═══ PASSAGE SHOWN ═══
He said he felt the movement and intensity of the piece made it particularly entertaining. Sigetti also appreciated the performers’ expressiveness and enthusiasm.
“As they perform,” he said, “you can tell they’re completely into what they’re doing.” The gestures and motions of the string quartet made “Out of Africa” feel like a theatrical experience as much as a musical event.
The second piece was Professor Kuss’ personal composition, “Gospel Songs: 1855.” The silence that remained among the attendees between movements showed the respectfulness and admiration that the crowd felt for this beautiful music.
Before the quartet broke for intermission, they performed Kevin Volans’ String Quartet No. 1, “White Man Sleeps.”
This piece, as Beckmann explained at the beginning of the event, has a specific historical significance. This kind of composition was originally performed by Africans during all-night festivals in the summers.
The changes in dynamics thus reflect the courteous moments that the performers had for their sleeping white masters; the stark, abrupt variances in volume symbolize the moments in which the dancers would use only the rattles on their feet to keep the rhythm of the music.
During the intermission, Justin Ellenberg, a music major, said that he couldn’t really express his overall reaction to the performances.
“All the pieces are amazing and they’re playing fantastically,” Ellenberg said. “Mark Kuss is a professor of mine so this is really relevant to what we’re doing in class,” he added.
Many faculty members, including the majority of the music department and the Dean of the School of Arts and Sciences, Dr. DonnaJean Fredeen, were also in attendance for “Out of Africa.” Fredeen was one of several administrators involved in bringing Music Haven to campus at the beginning of last semester.
“I heard them perform last year at an event,” she said, “and I was really impressed.”
═══
*PROBLEMS TO SOLVE*.
1. In the concert article, which work did the quartet play right before intermission?
2. Write out the part of the concert article starting at "This piece, as" and ending at "to the performances.".
3. Resume the article about the string quartet concert after its last sentence.
═══ EXTRACTED INFORMATION ═══
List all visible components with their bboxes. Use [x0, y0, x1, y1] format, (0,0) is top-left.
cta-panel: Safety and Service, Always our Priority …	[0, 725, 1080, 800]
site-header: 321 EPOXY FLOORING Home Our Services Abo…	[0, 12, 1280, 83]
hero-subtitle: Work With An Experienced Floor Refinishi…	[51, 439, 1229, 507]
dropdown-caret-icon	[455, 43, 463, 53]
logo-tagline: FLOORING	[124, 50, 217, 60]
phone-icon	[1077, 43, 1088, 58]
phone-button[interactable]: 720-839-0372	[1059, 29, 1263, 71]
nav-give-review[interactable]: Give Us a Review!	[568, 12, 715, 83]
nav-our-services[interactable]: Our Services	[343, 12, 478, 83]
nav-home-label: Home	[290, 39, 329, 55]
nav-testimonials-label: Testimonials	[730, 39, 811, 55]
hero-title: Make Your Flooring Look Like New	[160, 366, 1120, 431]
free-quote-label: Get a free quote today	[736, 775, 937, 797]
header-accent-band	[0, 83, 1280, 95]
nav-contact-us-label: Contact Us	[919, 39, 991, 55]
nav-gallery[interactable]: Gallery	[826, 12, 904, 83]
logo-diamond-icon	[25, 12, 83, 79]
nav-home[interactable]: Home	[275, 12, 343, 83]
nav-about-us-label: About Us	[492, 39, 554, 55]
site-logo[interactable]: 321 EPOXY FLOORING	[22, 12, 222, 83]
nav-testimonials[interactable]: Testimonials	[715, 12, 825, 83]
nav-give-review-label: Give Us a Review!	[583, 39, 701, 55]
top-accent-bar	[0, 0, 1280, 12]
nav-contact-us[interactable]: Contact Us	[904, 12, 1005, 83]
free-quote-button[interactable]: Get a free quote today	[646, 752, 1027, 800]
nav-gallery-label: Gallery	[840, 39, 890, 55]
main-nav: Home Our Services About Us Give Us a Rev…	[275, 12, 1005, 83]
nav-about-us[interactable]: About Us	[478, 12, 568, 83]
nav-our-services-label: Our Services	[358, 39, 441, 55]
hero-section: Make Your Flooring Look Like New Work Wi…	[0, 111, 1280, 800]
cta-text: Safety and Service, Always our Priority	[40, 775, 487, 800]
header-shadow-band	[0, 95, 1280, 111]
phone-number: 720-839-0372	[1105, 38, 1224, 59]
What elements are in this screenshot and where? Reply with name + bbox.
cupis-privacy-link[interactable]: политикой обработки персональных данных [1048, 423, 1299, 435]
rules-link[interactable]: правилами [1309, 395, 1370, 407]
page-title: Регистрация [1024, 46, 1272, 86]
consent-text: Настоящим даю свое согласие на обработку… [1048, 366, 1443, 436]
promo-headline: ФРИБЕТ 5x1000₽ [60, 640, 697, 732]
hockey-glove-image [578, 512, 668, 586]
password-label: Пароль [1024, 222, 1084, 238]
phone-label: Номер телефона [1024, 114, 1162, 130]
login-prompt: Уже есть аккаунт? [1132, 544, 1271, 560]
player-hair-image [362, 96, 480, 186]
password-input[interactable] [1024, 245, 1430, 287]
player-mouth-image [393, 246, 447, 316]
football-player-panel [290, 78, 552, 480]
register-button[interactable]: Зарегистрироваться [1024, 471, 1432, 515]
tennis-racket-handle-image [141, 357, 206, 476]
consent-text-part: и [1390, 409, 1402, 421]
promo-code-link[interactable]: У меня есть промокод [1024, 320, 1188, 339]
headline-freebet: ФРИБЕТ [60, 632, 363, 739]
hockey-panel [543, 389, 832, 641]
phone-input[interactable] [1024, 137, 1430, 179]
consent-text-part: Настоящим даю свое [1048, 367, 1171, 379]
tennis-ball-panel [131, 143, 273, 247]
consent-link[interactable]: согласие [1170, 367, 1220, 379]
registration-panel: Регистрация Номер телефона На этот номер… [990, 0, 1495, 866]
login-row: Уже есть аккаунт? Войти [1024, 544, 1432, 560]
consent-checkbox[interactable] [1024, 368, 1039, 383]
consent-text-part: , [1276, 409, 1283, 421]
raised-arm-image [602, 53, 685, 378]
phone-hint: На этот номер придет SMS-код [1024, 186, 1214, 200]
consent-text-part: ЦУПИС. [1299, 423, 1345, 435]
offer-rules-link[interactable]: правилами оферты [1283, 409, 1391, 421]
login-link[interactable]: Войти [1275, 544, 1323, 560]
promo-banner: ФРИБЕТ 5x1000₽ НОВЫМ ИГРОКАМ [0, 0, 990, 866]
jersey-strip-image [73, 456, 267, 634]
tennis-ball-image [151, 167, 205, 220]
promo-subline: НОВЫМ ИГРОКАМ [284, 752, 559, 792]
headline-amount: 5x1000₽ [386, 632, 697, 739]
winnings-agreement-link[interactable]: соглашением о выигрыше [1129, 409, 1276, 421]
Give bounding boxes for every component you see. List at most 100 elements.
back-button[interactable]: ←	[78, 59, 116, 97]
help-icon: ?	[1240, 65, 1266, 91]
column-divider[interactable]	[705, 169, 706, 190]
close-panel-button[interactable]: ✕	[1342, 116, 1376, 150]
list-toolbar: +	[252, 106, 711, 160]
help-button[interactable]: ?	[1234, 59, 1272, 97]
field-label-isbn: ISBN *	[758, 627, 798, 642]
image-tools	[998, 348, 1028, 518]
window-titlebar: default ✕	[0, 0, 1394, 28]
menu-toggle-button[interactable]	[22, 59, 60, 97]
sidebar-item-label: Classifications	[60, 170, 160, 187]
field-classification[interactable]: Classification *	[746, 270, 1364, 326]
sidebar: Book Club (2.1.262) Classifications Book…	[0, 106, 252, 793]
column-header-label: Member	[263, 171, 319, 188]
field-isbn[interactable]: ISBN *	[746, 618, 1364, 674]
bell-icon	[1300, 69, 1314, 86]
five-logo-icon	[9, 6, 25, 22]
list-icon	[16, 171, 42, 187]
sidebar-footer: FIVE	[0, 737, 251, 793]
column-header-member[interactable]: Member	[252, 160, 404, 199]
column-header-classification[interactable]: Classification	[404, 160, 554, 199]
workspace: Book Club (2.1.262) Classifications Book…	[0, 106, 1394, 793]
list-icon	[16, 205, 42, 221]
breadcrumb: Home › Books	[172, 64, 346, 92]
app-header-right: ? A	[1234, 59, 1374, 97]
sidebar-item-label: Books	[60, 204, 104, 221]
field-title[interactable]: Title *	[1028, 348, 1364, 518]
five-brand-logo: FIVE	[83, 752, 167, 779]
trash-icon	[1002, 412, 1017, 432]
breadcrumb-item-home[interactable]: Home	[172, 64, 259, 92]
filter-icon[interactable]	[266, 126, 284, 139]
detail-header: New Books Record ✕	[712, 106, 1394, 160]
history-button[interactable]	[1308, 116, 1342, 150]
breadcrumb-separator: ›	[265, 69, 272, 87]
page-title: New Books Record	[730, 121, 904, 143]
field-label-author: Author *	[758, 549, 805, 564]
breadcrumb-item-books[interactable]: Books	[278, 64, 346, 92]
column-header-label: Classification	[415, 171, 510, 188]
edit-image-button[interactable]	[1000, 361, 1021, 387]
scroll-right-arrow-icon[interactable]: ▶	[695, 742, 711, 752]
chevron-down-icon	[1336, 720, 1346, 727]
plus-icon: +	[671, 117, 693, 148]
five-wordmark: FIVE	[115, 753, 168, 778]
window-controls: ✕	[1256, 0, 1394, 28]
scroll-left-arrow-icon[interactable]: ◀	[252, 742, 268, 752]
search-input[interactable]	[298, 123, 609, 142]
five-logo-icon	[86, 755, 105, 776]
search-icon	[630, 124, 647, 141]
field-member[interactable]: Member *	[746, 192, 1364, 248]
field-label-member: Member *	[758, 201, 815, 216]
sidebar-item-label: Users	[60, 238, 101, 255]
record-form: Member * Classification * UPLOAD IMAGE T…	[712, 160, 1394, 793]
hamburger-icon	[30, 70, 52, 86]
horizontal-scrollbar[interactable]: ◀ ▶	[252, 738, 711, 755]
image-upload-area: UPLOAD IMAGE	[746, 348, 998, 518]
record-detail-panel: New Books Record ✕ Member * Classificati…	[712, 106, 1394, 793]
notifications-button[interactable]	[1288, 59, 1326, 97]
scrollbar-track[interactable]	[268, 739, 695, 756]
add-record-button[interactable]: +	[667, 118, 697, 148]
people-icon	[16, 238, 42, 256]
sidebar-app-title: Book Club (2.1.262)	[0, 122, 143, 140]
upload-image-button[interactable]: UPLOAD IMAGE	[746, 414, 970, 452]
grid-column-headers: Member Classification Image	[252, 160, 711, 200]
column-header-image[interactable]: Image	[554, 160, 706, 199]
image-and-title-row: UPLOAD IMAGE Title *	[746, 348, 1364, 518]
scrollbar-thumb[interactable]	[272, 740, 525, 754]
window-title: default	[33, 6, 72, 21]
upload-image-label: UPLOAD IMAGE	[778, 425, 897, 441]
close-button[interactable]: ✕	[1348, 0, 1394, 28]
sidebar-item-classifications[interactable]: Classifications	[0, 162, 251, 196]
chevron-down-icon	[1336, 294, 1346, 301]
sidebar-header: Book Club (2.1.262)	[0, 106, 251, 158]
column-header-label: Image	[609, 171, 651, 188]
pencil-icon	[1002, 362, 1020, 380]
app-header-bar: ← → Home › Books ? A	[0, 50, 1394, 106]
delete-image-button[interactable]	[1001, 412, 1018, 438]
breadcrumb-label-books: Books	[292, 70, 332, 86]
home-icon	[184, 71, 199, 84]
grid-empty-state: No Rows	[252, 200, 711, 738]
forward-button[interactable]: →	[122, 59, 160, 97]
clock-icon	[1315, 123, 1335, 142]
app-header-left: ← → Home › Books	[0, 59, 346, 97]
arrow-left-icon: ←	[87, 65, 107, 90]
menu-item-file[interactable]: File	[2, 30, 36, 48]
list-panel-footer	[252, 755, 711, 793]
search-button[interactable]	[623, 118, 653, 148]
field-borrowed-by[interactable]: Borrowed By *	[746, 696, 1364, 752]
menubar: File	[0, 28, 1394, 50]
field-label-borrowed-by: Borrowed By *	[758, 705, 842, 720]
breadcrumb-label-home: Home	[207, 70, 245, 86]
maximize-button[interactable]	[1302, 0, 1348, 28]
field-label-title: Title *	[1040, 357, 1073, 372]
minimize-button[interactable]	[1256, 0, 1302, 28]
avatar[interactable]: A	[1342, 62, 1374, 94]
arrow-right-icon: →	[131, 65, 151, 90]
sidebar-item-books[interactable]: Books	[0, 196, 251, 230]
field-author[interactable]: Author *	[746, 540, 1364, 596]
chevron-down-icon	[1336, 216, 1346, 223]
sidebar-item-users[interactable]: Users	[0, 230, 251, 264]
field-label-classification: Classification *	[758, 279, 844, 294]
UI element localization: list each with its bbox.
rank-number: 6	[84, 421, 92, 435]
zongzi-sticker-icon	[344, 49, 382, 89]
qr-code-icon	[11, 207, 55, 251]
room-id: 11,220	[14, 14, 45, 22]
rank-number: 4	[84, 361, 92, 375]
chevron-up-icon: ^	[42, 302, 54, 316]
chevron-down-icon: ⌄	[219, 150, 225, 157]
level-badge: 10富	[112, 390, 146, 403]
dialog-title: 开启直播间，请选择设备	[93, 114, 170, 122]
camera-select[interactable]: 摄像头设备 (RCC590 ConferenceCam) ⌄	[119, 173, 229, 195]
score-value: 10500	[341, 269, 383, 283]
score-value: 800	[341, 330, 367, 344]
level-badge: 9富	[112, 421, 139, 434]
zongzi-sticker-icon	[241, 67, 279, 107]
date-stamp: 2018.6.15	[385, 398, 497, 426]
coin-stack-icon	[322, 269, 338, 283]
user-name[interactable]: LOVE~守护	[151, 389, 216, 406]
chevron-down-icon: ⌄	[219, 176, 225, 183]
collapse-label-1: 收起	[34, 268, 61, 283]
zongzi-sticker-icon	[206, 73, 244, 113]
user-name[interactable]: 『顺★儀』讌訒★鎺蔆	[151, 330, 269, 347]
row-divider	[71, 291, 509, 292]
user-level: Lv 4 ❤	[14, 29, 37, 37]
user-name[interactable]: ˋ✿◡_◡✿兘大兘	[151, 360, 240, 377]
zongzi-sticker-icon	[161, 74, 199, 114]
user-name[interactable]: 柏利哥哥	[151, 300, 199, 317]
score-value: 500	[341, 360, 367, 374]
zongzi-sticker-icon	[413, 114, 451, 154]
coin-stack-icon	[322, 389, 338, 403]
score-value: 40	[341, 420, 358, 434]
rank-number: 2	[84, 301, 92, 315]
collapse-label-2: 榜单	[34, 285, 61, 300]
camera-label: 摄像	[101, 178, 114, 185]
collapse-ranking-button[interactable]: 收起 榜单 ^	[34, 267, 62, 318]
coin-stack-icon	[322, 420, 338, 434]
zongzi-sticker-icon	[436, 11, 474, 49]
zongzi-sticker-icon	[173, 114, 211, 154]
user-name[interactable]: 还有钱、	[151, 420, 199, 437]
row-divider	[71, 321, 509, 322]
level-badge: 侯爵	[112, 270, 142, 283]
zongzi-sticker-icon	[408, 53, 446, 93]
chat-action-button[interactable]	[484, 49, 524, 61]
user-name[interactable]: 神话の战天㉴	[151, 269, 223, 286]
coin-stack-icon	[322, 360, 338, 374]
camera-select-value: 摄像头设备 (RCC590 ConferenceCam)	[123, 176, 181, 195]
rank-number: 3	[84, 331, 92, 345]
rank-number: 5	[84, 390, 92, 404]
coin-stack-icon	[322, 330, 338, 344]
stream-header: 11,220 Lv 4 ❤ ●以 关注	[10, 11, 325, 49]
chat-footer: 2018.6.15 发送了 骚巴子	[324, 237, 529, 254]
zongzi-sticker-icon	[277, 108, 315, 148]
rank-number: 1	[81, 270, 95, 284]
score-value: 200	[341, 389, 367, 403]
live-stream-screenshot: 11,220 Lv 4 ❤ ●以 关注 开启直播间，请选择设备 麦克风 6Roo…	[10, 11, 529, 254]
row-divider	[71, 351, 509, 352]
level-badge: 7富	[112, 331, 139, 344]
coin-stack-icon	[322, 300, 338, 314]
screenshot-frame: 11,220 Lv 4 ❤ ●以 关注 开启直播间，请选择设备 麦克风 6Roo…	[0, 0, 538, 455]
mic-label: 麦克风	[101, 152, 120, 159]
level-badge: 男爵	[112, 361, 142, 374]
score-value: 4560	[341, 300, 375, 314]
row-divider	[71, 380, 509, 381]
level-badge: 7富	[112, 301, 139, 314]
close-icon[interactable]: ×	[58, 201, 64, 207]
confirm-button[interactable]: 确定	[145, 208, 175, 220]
═══
*RESPONSES BY TASK*.
1. Kevin Volans’ String Quartet No. 1, “White Man Sleeps.”

2.
This piece, as Beckmann explained at the beginning of the event, has a specific historical significance. This kind of composition was originally performed by Africans during all-night festivals in the summers.
The changes in dynamics thus reflect the courteous moments that the performers had for their sleeping white masters; the stark, abrupt variances in volume symbolize the moments in which the dancers would use only the rattles on their feet to keep the rhythm of the music.
During the intermission, Justin Ellenberg, a music major, said that he couldn’t really express his overall reaction to the performances.

3.
The musicians returned to the stage shortly thereafter for their final piece, Steve Reich’s “Different Trains.” As Beckmann explained prior to the performance, Reich was a composer at the forefront of modern music in the 60s who helped introduced electronic music and sounds.
“He pre-dated sampling and DJing…and pioneered the idea of phasing,” Beckmann said.
The quartet’s rendition of Reich’s “Different Trains” incorporated a variety of audio clips and speech recordings along with the live musicians.
The overall effect was spooky and suspenseful; the song truly seemed to tell Reich’s story through a variety of elements – dynamics, tempo, and the electronic clips. The looping phrases including statements like “one of the fastest trains,” and “from New York to Los Angeles.”
Benn, who performed on viola throughout the night, admitted that this piece was the most difficult to coordinate.
“Lining everything up with the tape…to get the music to sound like the voices [was really challenging],” Benn said.
Whatever difficulties the musicians experienced during their preparations, the final product was exceptional.
The sequence of songs throughout the evening reflected well the integration of African and American music and resulted in a unique and entertaining concert.